Exactly as written, print each record in the listing.

..........

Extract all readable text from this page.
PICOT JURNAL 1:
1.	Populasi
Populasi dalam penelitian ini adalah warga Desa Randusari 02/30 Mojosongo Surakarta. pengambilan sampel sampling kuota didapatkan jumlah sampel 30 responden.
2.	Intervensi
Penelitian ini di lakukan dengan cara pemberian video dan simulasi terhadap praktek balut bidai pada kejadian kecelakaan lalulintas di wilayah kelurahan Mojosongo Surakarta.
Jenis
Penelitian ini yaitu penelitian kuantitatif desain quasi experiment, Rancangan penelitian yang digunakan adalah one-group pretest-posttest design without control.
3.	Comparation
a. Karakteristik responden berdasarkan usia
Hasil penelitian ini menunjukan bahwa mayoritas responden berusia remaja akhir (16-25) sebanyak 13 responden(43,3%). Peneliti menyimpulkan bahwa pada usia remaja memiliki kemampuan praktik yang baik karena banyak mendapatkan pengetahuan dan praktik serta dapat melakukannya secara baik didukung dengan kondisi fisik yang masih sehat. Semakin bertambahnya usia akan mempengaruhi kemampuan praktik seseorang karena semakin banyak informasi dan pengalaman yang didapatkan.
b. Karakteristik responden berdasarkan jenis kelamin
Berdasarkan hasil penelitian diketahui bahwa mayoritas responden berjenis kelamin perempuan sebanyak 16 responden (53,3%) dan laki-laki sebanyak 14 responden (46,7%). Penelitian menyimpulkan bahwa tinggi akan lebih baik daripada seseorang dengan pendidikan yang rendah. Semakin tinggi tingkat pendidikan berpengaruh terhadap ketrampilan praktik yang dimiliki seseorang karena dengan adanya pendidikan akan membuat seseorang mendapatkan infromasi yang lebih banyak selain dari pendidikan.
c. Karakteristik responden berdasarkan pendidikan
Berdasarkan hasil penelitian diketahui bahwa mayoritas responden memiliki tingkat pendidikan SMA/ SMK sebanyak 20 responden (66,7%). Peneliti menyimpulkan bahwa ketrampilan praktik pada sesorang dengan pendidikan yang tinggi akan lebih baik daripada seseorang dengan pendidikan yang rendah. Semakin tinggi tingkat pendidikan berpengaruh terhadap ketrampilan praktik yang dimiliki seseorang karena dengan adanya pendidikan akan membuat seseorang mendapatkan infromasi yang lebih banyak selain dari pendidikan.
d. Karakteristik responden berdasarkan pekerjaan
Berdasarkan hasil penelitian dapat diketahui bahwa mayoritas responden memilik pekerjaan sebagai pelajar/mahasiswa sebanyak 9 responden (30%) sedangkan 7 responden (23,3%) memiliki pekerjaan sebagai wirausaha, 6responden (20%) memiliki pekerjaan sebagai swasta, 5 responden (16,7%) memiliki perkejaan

..........

* [Written reply]:
Extract all readable text from this page.
PICOT JURNAL 1:
1.	Populasi
Populasi dalam penelitian ini adalah warga Desa Randusari 02/30 Mojosongo Surakarta. pengambilan sampel sampling kuota didapatkan jumlah sampel 30 responden.
2.	Intervensi
Penelitian ini di lakukan dengan cara pemberian video dan simulasi terhadap praktek balut bidai pada kejadian kecelakaan lalulintas di wilayah kelurahan Mojosongo Surakarta.
Jenis
Penelitian ini yaitu penelitian kuantitatif desain quasi experiment, Rancangan penelitian yang digunakan adalah one-group pretest-posttest design without control.
3.	Comparation
a. Karakteristik responden berdasarkan usia
Hasil penelitian ini menunjukan bahwa mayoritas responden berusia remaja akhir (16-25) sebanyak 13 responden(43,3%). Peneliti menyimpulkan bahwa pada usia remaja memiliki kemampuan praktik yang baik karena banyak mendapatkan pengetahuan dan praktik serta dapat melakukannya secara baik didukung dengan kondisi fisik yang masih sehat. Semakin bertambahnya usia akan mempengaruhi kemampuan praktik seseorang karena semakin banyak informasi dan pengalaman yang didapatkan.
b. Karakteristik responden berdasarkan jenis kelamin
Berdasarkan hasil penelitian diketahui bahwa mayoritas responden berjenis kelamin perempuan sebanyak 16 responden (53,3%) dan laki-laki sebanyak 14 responden (46,7%). Penelitian menyimpulkan bahwa tinggi akan lebih baik daripada seseorang dengan pendidikan yang rendah. Semakin tinggi tingkat pendidikan berpengaruh terhadap ketrampilan praktik yang dimiliki seseorang karena dengan adanya pendidikan akan membuat seseorang mendapatkan infromasi yang lebih banyak selain dari pendidikan.
c. Karakteristik responden berdasarkan pendidikan
Berdasarkan hasil penelitian diketahui bahwa mayoritas responden memiliki tingkat pendidikan SMA/ SMK sebanyak 20 responden (66,7%). Peneliti menyimpulkan bahwa ketrampilan praktik pada sesorang dengan pendidikan yang tinggi akan lebih baik daripada seseorang dengan pendidikan yang rendah. Semakin tinggi tingkat pendidikan berpengaruh terhadap ketrampilan praktik yang dimiliki seseorang karena dengan adanya pendidikan akan membuat seseorang mendapatkan infromasi yang lebih banyak selain dari pendidikan.
d. Karakteristik responden berdasarkan pekerjaan
Berdasarkan hasil penelitian dapat diketahui bahwa mayoritas responden memilik pekerjaan sebagai pelajar/mahasiswa sebanyak 9 responden (30%) sedangkan 7 responden (23,3%) memiliki pekerjaan sebagai wirausaha, 6responden (20%) memiliki pekerjaan sebagai swasta, 5 responden (16,7%) memiliki perkejaan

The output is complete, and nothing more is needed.